▶ [EXTRAIT RETENU]:
▬▬▬

Les noms des coureurs sont suivis, non des temps mis
à effectuer le parcours, mais des heures d'arrivés de
chacun.
Professionnels : 1. Joseph
FISCHER (Allemagne) à 14h47 (le vainqueur a mis
9h17 pour accomplir les 280 km, sa moyenne horaire est
de 30.612 km/h) 2. Charles MEYER (Danemark) à 15h13 3.
Maurice GARIN à 15h15 4. Arthur LINTON (Grande Bretagne)
à 15h30
A plus d'une heure du vainqueur 5.
Lucien STEIN à 15h48 6. BONNET à 15h48 7. EO à
15h54 8. ARIES à 16h30
A plus de deux heures 9.
Gaston PACHOT à 16h49 10. MERCIER Père à 17h03 11.
GOUFF à 17h16 12. FAITEAU à 17h41
A plus
de quatre heures 13 LIERMI à 18h50 14. Gaston
VAST à 18h52 15. NAERT (Belgique) à 19h03 16.
Fritz VANDERSTUYFT (Belgique) à 19h04 17. VENDREDI
à 19h09
A plus de cinq heures 18.
Emile TACQUET à 20h09 19. Arsène MILLOCHAU à 20h40
A
plus de sept heures 20. LECORNU à 22h00
A
plus de huit heures 21. Reivilo NORTSAH à 22h48 22.
VAUTRELLE à 22h49 23. AYMARD à 22h49 24. Victor
BAGRE à 22h58 25. FEYS à 23h26
A plus de
dix heures 26. GUILLOCHIN à 1h15 le lundi
A
plus de vingt heures 27. THERON (Belgique) à
11h20 le lundi 28. Albert DUMAS à 11h45 le lundi
Catégorie
spéciale : 1. LISERON, arrivé à 18h27
(temps mis : 14h27 moyenne : 19.377 km/h) 2. Ernest
DUBOIS arrivé à 20h02 3. QUIVY arrivé à 23h26 4.
ASSEMANN arrivé à 1h31 le lundi
Quant à NEZELOFF,
inscrit chez les professionnels mais parti avec ceux
de la catégorie spéciale (bien que n'étant pas ressortissant
de l'arrondissement de Lille puisque Béthunois), arrivé
à 22h40, il n'est classé nulle part. Les classements,
comme les engagés, proviennent du "Nord Cycliste".

▬▬▬

Listes d'éléments annotées:

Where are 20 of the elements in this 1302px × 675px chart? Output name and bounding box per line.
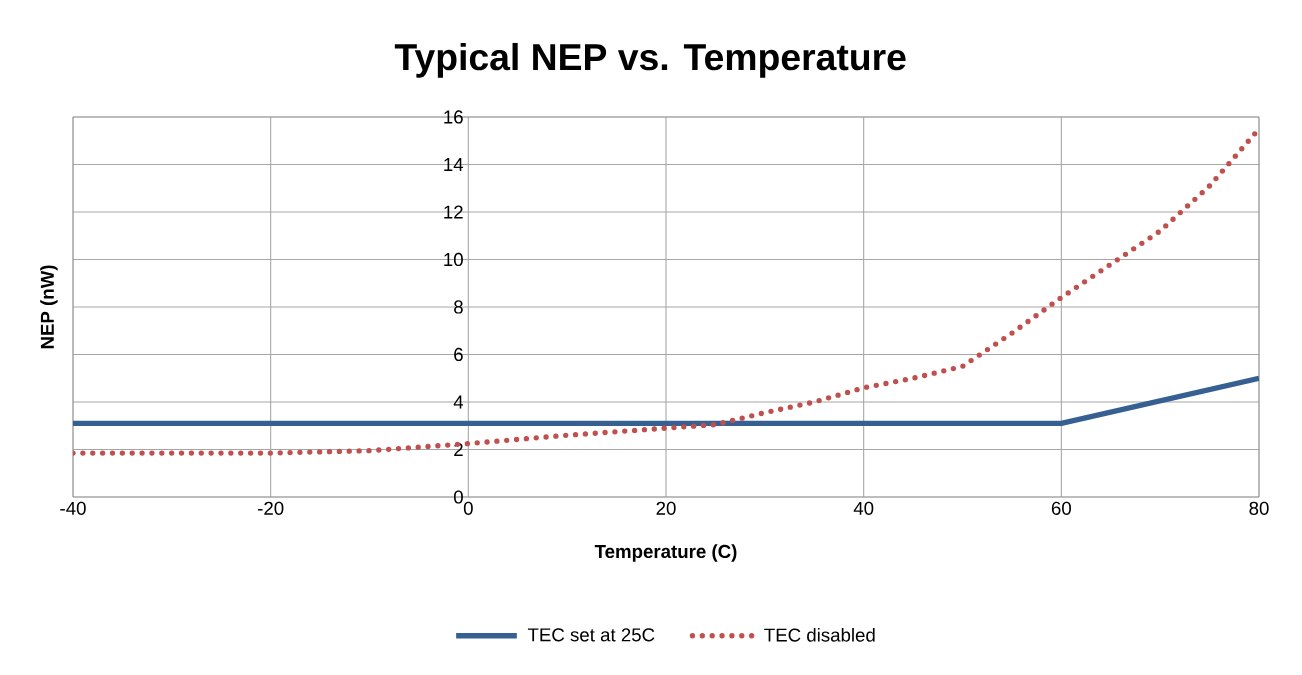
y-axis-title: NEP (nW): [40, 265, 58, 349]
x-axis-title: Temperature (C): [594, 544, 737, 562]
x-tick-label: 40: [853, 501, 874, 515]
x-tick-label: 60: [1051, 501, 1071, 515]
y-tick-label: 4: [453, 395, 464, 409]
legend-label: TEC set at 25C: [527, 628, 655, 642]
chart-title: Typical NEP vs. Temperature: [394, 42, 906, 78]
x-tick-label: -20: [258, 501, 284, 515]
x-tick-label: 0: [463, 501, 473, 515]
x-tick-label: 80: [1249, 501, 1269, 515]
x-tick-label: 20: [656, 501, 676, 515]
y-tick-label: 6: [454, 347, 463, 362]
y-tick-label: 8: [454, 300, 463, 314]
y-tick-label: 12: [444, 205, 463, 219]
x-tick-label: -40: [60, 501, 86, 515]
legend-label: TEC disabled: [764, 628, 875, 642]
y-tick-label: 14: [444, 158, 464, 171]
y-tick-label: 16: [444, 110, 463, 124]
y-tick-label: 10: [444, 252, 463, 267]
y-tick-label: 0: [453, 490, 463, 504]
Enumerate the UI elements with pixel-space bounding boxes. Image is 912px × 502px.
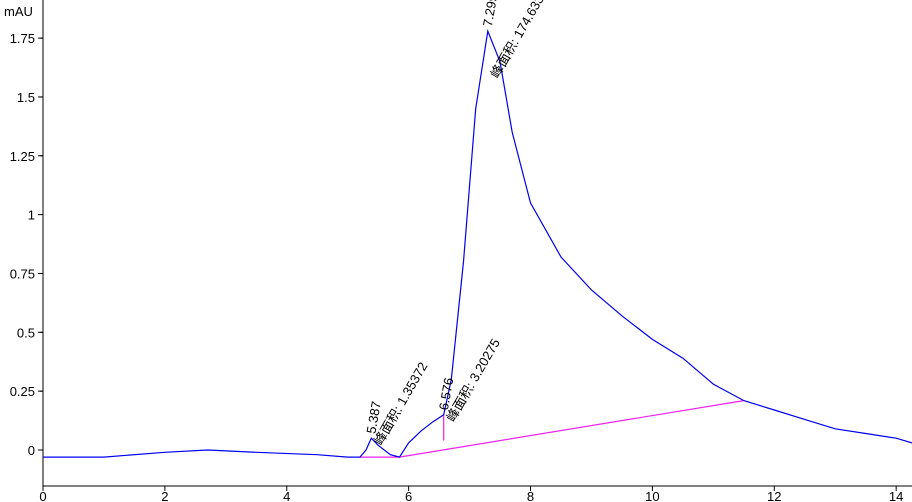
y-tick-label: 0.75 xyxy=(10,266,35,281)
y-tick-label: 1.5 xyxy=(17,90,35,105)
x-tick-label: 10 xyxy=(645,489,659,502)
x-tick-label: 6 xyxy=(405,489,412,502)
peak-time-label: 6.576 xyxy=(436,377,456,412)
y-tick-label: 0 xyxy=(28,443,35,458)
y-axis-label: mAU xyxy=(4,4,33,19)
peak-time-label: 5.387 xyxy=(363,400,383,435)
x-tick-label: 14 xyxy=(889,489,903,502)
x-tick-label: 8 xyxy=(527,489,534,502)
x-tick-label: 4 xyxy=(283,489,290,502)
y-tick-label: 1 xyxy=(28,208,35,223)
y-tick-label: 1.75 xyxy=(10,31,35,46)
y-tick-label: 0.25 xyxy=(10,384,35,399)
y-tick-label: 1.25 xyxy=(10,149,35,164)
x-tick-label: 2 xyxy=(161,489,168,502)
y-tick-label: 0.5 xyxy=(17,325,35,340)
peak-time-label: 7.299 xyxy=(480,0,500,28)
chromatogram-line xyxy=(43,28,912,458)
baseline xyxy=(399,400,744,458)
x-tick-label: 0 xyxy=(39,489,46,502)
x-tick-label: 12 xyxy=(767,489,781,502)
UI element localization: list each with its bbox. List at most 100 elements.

▬▬▬

▶ [CONSIGNE]:
D'après l'extrait retenu, répondez aux questions suivantes :
(a) Combien de kilomètres le vainqueur chez les professionnels a-t-il parcourus ?
(b) À quelle heure LISERON est-il arrivé ?
(c) De quelle source proviennent les classements ?

▶ [RÉPONSE ATTENDUE]:
(a) 280 km.
(b) À 18h27.
(c) Du "Nord Cycliste".